Objective:
The entries are to be returned exactly, with images left out.

(Data listing)
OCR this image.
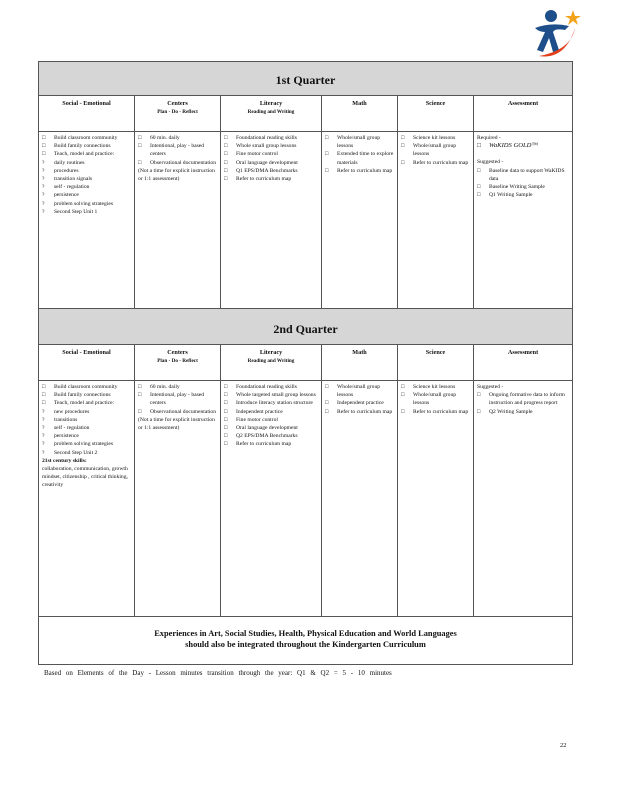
1st Quarter
Social - Emotional
□ Build classroom community
□ Build family connections
□ Teach, model and practice:
? daily routines
? procedures
? transition signals
? self - regulation
? persistence
? problem solving strategies
? Second Step Unit 1
Centers
Plan - Do - Reflect
□ 60 min. daily
□ Intentional, play - based centers
□ Observational documentation
(Not a time for explicit instruction or 1:1 assessment)
Literacy
Reading and Writing
□ Foundational reading skills
□ Whole small group lessons
□ Fine motor control
□ Oral language development
□ Q1 EPS/DMA Benchmarks
□ Refer to curriculum map
Math
□ Whole/small group lessons
□ Extended time to explore materials
□ Refer to curriculum map
Science
□ Science kit lessons
□ Whole/small group lessons
□ Refer to curriculum map
Assessment
Required -
□ WaKIDS GOLD™
Suggested -
□ Baseline data to support WaKIDS data
□ Baseline Writing Sample
□ Q1 Writing Sample
2nd Quarter
Social - Emotional
□ Build classroom community
□ Build family connections
□ Teach, model and practice:
? new procedures
? transitions
? self - regulation
? persistence
? problem solving strategies
? Second Step Unit 2
21st century skills:
collaboration, communication, growth mindset, citizenship , critical thinking, creativity
Centers
Plan - Do - Reflect
□ 60 min. daily
□ Intentional, play - based centers
□ Observational documentation
(Not a time for explicit instruction or 1:1 assessment)
Literacy
Reading and Writing
□ Foundational reading skills
□ Whole targeted small group lessons
□ Introduce literacy station structure
□ Independent practice
□ Fine motor control
□ Oral language development
□ Q2 EPS/DMA Benchmarks
□ Refer to curriculum map
Math
□ Whole/small group lessons
□ Independent practice
□ Refer to curriculum map
Science
□ Science kit lessons
□ Whole/small group lessons
□ Refer to curriculum map
Assessment
Suggested -
□ Ongoing formative data to inform instruction and progress report
□ Q2 Writing Sample
Experiences in Art, Social Studies, Health, Physical Education and World Languages
should also be integrated throughout the Kindergarten Curriculum
Based on Elements of the Day - Lesson minutes transition through the year: Q1 & Q2 = 5 - 10 minutes
22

Task response:
OCR this image.
1st Quarter
Social - Emotional
□ Build classroom community
□ Build family connections
□ Teach, model and practice:
? daily routines
? procedures
? transition signals
? self - regulation
? persistence
? problem solving strategies
? Second Step Unit 1
Centers
Plan - Do - Reflect
□ 60 min. daily
□ Intentional, play - based centers
□ Observational documentation
(Not a time for explicit instruction or 1:1 assessment)
Literacy
Reading and Writing
□ Foundational reading skills
□ Whole small group lessons
□ Fine motor control
□ Oral language development
□ Q1 EPS/DMA Benchmarks
□ Refer to curriculum map
Math
□ Whole/small group lessons
□ Extended time to explore materials
□ Refer to curriculum map
Science
□ Science kit lessons
□ Whole/small group lessons
□ Refer to curriculum map
Assessment
Required -
□ WaKIDS GOLD™
Suggested -
□ Baseline data to support WaKIDS data
□ Baseline Writing Sample
□ Q1 Writing Sample
2nd Quarter
Social - Emotional
□ Build classroom community
□ Build family connections
□ Teach, model and practice:
? new procedures
? transitions
? self - regulation
? persistence
? problem solving strategies
? Second Step Unit 2
21st century skills:
collaboration, communication, growth mindset, citizenship , critical thinking, creativity
Centers
Plan - Do - Reflect
□ 60 min. daily
□ Intentional, play - based centers
□ Observational documentation
(Not a time for explicit instruction or 1:1 assessment)
Literacy
Reading and Writing
□ Foundational reading skills
□ Whole targeted small group lessons
□ Introduce literacy station structure
□ Independent practice
□ Fine motor control
□ Oral language development
□ Q2 EPS/DMA Benchmarks
□ Refer to curriculum map
Math
□ Whole/small group lessons
□ Independent practice
□ Refer to curriculum map
Science
□ Science kit lessons
□ Whole/small group lessons
□ Refer to curriculum map
Assessment
Suggested -
□ Ongoing formative data to inform instruction and progress report
□ Q2 Writing Sample
Experiences in Art, Social Studies, Health, Physical Education and World Languages
should also be integrated throughout the Kindergarten Curriculum
Based on Elements of the Day - Lesson minutes transition through the year: Q1 & Q2 = 5 - 10 minutes
22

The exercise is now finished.